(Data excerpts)

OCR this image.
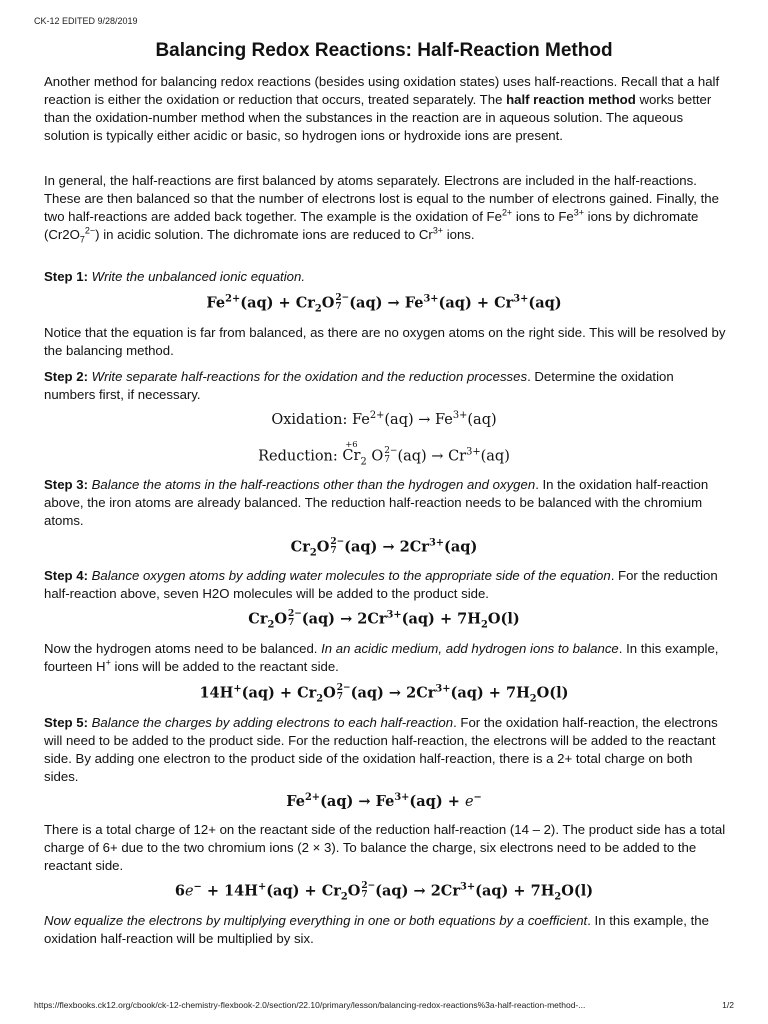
CK-12 EDITED 9/28/2019
Balancing Redox Reactions: Half-Reaction Method

Another method for balancing redox reactions (besides using oxidation states) uses half-reactions. Recall that a half reaction is either the oxidation or reduction that occurs, treated separately. The half reaction method works better than the oxidation-number method when the substances in the reaction are in aqueous solution. The aqueous solution is typically either acidic or basic, so hydrogen ions or hydroxide ions are present.

In general, the half-reactions are first balanced by atoms separately. Electrons are included in the half-reactions. These are then balanced so that the number of electrons lost is equal to the number of electrons gained. Finally, the two half-reactions are added back together. The example is the oxidation of $Fe^{2+}$ ions to $Fe^{3+}$ ions by dichromate $(Cr2O_7^{2-})$ in acidic solution. The dichromate ions are reduced to $Cr^{3+}$ ions.

Step 1: Write the unbalanced ionic equation.

$Fe^{2+}(aq) + Cr_2O$ 2−
7 $(aq) \to Fe^{3+}(aq) + Cr^{3+}(aq)$

Notice that the equation is far from balanced, as there are no oxygen atoms on the right side. This will be resolved by the balancing method.

Step 2: Write separate half-reactions for the oxidation and the reduction processes. Determine the oxidation numbers first, if necessary.

Oxidation: $Fe^{2+}(aq) \to Fe^{3+}(aq)$

Reduction:
+6
$Cr_2$ O 2−
7 $(aq) \to Cr^{3+}(aq)$

Step 3: Balance the atoms in the half-reactions other than the hydrogen and oxygen. In the oxidation half-reaction above, the iron atoms are already balanced. The reduction half-reaction needs to be balanced with the chromium atoms.

$Cr_2O$ 2−
7 $(aq) \to 2Cr^{3+}(aq)$

Step 4: Balance oxygen atoms by adding water molecules to the appropriate side of the equation. For the reduction half-reaction above, seven H2O molecules will be added to the product side.

$Cr_2O$ 2−
7 $(aq) \to 2Cr^{3+}(aq) + 7H_2O(l)$

Now the hydrogen atoms need to be balanced. In an acidic medium, add hydrogen ions to balance. In this example, fourteen H+ ions will be added to the reactant side.

$14H^+(aq) + Cr_2O$ 2−
7 $(aq) \to 2Cr^{3+}(aq) + 7H_2O(l)$

Step 5: Balance the charges by adding electrons to each half-reaction. For the oxidation half-reaction, the electrons will need to be added to the product side. For the reduction half-reaction, the electrons will be added to the reactant side. By adding one electron to the product side of the oxidation half-reaction, there is a 2+ total charge on both sides.

$Fe^{2+}(aq) \to Fe^{3+}(aq) + e^-$

There is a total charge of 12+ on the reactant side of the reduction half-reaction (14 – 2). The product side has a total charge of 6+ due to the two chromium ions (2 × 3). To balance the charge, six electrons need to be added to the reactant side.

$6e^- + 14H^+(aq) + Cr_2O$ 2−
7 $(aq) \to 2Cr^{3+}(aq) + 7H_2O(l)$

Now equalize the electrons by multiplying everything in one or both equations by a coefficient. In this example, the oxidation half-reaction will be multiplied by six.

https://flexbooks.ck12.org/cbook/ck-12-chemistry-flexbook-2.0/section/22.10/primary/lesson/balancing-redox-reactions%3a-half-reaction-method-...	1/2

● WORK INSTRUCTIONS:
Output all the records, word for word, with no pictures in the copy.

● IN RESPONSE:
OCR this image.
CK-12 EDITED 9/28/2019
Balancing Redox Reactions: Half-Reaction Method

Another method for balancing redox reactions (besides using oxidation states) uses half-reactions. Recall that a half reaction is either the oxidation or reduction that occurs, treated separately. The half reaction method works better than the oxidation-number method when the substances in the reaction are in aqueous solution. The aqueous solution is typically either acidic or basic, so hydrogen ions or hydroxide ions are present.

In general, the half-reactions are first balanced by atoms separately. Electrons are included in the half-reactions. These are then balanced so that the number of electrons lost is equal to the number of electrons gained. Finally, the two half-reactions are added back together. The example is the oxidation of $Fe^{2+}$ ions to $Fe^{3+}$ ions by dichromate $(Cr2O_7^{2-})$ in acidic solution. The dichromate ions are reduced to $Cr^{3+}$ ions.

Step 1: Write the unbalanced ionic equation.

$Fe^{2+}(aq) + Cr_2O$ 2−
7 $(aq) \to Fe^{3+}(aq) + Cr^{3+}(aq)$

Notice that the equation is far from balanced, as there are no oxygen atoms on the right side. This will be resolved by the balancing method.

Step 2: Write separate half-reactions for the oxidation and the reduction processes. Determine the oxidation numbers first, if necessary.

Oxidation: $Fe^{2+}(aq) \to Fe^{3+}(aq)$

Reduction:
+6
$Cr_2$ O 2−
7 $(aq) \to Cr^{3+}(aq)$

Step 3: Balance the atoms in the half-reactions other than the hydrogen and oxygen. In the oxidation half-reaction above, the iron atoms are already balanced. The reduction half-reaction needs to be balanced with the chromium atoms.

$Cr_2O$ 2−
7 $(aq) \to 2Cr^{3+}(aq)$

Step 4: Balance oxygen atoms by adding water molecules to the appropriate side of the equation. For the reduction half-reaction above, seven H2O molecules will be added to the product side.

$Cr_2O$ 2−
7 $(aq) \to 2Cr^{3+}(aq) + 7H_2O(l)$

Now the hydrogen atoms need to be balanced. In an acidic medium, add hydrogen ions to balance. In this example, fourteen H+ ions will be added to the reactant side.

$14H^+(aq) + Cr_2O$ 2−
7 $(aq) \to 2Cr^{3+}(aq) + 7H_2O(l)$

Step 5: Balance the charges by adding electrons to each half-reaction. For the oxidation half-reaction, the electrons will need to be added to the product side. For the reduction half-reaction, the electrons will be added to the reactant side. By adding one electron to the product side of the oxidation half-reaction, there is a 2+ total charge on both sides.

$Fe^{2+}(aq) \to Fe^{3+}(aq) + e^-$

There is a total charge of 12+ on the reactant side of the reduction half-reaction (14 – 2). The product side has a total charge of 6+ due to the two chromium ions (2 × 3). To balance the charge, six electrons need to be added to the reactant side.

$6e^- + 14H^+(aq) + Cr_2O$ 2−
7 $(aq) \to 2Cr^{3+}(aq) + 7H_2O(l)$

Now equalize the electrons by multiplying everything in one or both equations by a coefficient. In this example, the oxidation half-reaction will be multiplied by six.

https://flexbooks.ck12.org/cbook/ck-12-chemistry-flexbook-2.0/section/22.10/primary/lesson/balancing-redox-reactions%3a-half-reaction-method-...	1/2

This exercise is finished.